### [What you should do]
Find each line with "Seitdem" and copy it.

### [Materials provided]
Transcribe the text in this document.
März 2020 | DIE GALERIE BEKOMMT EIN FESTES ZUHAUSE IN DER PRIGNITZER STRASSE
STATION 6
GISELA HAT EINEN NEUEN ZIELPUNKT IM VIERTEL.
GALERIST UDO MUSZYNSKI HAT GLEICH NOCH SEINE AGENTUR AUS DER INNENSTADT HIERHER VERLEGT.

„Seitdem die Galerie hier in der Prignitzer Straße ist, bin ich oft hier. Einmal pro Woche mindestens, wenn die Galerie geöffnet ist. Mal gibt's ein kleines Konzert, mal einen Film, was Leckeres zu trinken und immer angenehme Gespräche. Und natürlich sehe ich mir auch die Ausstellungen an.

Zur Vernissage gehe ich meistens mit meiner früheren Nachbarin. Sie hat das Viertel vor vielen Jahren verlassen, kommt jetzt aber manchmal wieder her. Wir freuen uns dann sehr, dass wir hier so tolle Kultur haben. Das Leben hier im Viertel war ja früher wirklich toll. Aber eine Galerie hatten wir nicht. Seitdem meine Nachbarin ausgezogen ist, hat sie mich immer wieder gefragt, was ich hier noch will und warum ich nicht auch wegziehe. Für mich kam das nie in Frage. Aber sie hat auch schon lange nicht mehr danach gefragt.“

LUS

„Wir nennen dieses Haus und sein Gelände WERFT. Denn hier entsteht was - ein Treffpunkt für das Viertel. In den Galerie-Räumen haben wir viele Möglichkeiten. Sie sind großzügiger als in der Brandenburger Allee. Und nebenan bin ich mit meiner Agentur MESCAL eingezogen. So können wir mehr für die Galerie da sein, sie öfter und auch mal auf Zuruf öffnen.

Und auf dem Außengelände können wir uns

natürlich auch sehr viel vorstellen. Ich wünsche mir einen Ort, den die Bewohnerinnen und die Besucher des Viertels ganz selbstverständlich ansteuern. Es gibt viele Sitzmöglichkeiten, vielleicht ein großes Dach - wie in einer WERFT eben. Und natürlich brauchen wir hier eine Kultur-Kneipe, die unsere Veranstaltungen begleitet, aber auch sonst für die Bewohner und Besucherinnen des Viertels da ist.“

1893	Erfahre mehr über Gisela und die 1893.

### [Expected answer]
„Seitdem die Galerie hier in der Prignitzer Straße ist, bin ich oft hier. Einmal pro Woche mindestens, wenn die Galerie geöffnet ist. Mal gibt's ein kleines Konzert, mal einen Film, was Leckeres zu trinken und immer angenehme Gespräche. Und natürlich sehe ich mir auch die Ausstellungen an.
Zur Vernissage gehe ich meistens mit meiner früheren Nachbarin. Sie hat das Viertel vor vielen Jahren verlassen, kommt jetzt aber manchmal wieder her. Wir freuen uns dann sehr, dass wir hier so tolle Kultur haben. Das Leben hier im Viertel war ja früher wirklich toll. Aber eine Galerie hatten wir nicht. Seitdem meine Nachbarin ausgezogen ist, hat sie mich immer wieder gefragt, was ich hier noch will und warum ich nicht auch wegziehe. Für mich kam das nie in Frage. Aber sie hat auch schon lange nicht mehr danach gefragt.“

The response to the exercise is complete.